| TASK TO COMPLETE |
Skip the pictures. Reproduce all other material exactly.

| ENTRIES |
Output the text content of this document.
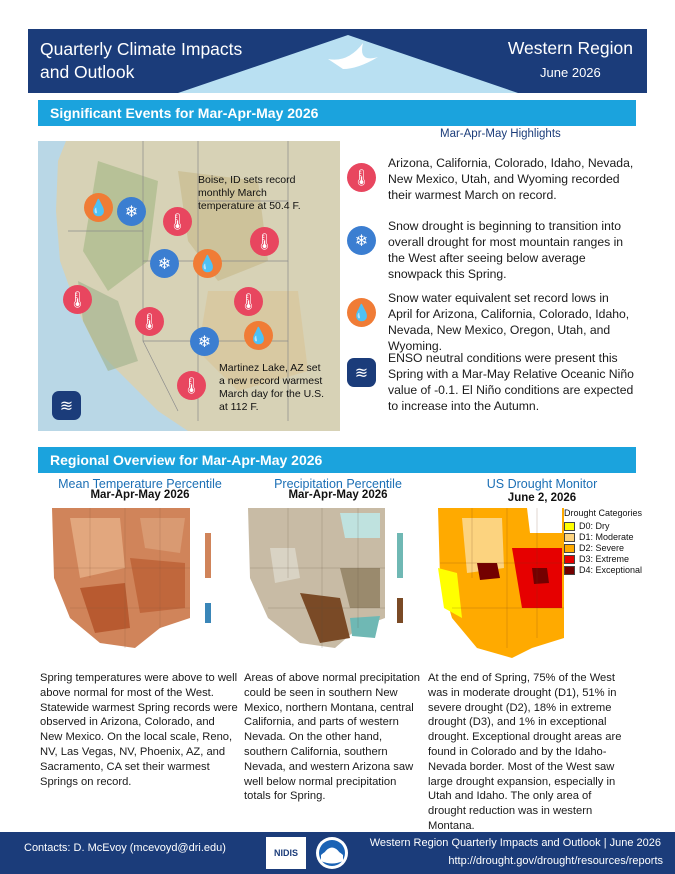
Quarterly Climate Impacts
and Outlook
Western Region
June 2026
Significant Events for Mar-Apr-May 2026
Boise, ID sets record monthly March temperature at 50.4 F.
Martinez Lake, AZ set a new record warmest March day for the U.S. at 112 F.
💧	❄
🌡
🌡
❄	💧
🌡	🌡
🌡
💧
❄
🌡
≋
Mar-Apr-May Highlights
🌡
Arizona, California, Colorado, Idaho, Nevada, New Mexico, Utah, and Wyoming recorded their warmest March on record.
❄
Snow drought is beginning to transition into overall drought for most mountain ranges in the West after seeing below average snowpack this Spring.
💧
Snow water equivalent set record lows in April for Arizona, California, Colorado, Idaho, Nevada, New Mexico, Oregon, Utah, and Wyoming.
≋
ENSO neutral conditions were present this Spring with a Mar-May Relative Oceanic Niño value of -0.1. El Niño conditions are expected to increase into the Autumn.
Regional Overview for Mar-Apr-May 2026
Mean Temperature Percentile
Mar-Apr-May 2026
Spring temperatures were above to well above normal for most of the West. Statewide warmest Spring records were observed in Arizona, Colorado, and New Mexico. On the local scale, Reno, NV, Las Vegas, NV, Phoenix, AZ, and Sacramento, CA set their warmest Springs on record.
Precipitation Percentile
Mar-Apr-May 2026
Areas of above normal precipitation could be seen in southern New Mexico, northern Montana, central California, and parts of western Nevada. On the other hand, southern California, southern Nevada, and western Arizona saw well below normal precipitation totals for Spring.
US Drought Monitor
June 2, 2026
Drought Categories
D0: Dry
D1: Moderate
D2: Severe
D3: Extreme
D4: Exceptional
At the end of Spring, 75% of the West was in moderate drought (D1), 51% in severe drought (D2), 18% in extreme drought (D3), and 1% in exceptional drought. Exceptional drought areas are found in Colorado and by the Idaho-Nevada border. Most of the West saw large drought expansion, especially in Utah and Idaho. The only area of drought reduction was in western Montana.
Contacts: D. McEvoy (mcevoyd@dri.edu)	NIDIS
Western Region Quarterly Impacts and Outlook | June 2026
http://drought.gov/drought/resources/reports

| OUTPUT OF THE EXERCISE |
Output the text content of this document.
Quarterly Climate Impacts
and Outlook
Western Region
June 2026
Significant Events for Mar-Apr-May 2026
Boise, ID sets record monthly March temperature at 50.4 F.
Martinez Lake, AZ set a new record warmest March day for the U.S. at 112 F.
💧	❄
🌡
🌡
❄	💧
🌡	🌡
🌡
💧
❄
🌡
≋
Mar-Apr-May Highlights
🌡
Arizona, California, Colorado, Idaho, Nevada, New Mexico, Utah, and Wyoming recorded their warmest March on record.
❄
Snow drought is beginning to transition into overall drought for most mountain ranges in the West after seeing below average snowpack this Spring.
💧
Snow water equivalent set record lows in April for Arizona, California, Colorado, Idaho, Nevada, New Mexico, Oregon, Utah, and Wyoming.
≋
ENSO neutral conditions were present this Spring with a Mar-May Relative Oceanic Niño value of -0.1. El Niño conditions are expected to increase into the Autumn.
Regional Overview for Mar-Apr-May 2026
Mean Temperature Percentile
Mar-Apr-May 2026
Spring temperatures were above to well above normal for most of the West. Statewide warmest Spring records were observed in Arizona, Colorado, and New Mexico. On the local scale, Reno, NV, Las Vegas, NV, Phoenix, AZ, and Sacramento, CA set their warmest Springs on record.
Precipitation Percentile
Mar-Apr-May 2026
Areas of above normal precipitation could be seen in southern New Mexico, northern Montana, central California, and parts of western Nevada. On the other hand, southern California, southern Nevada, and western Arizona saw well below normal precipitation totals for Spring.
US Drought Monitor
June 2, 2026
Drought Categories
D0: Dry
D1: Moderate
D2: Severe
D3: Extreme
D4: Exceptional
At the end of Spring, 75% of the West was in moderate drought (D1), 51% in severe drought (D2), 18% in extreme drought (D3), and 1% in exceptional drought. Exceptional drought areas are found in Colorado and by the Idaho-Nevada border. Most of the West saw large drought expansion, especially in Utah and Idaho. The only area of drought reduction was in western Montana.
Contacts: D. McEvoy (mcevoyd@dri.edu)	NIDIS
Western Region Quarterly Impacts and Outlook | June 2026
http://drought.gov/drought/resources/reports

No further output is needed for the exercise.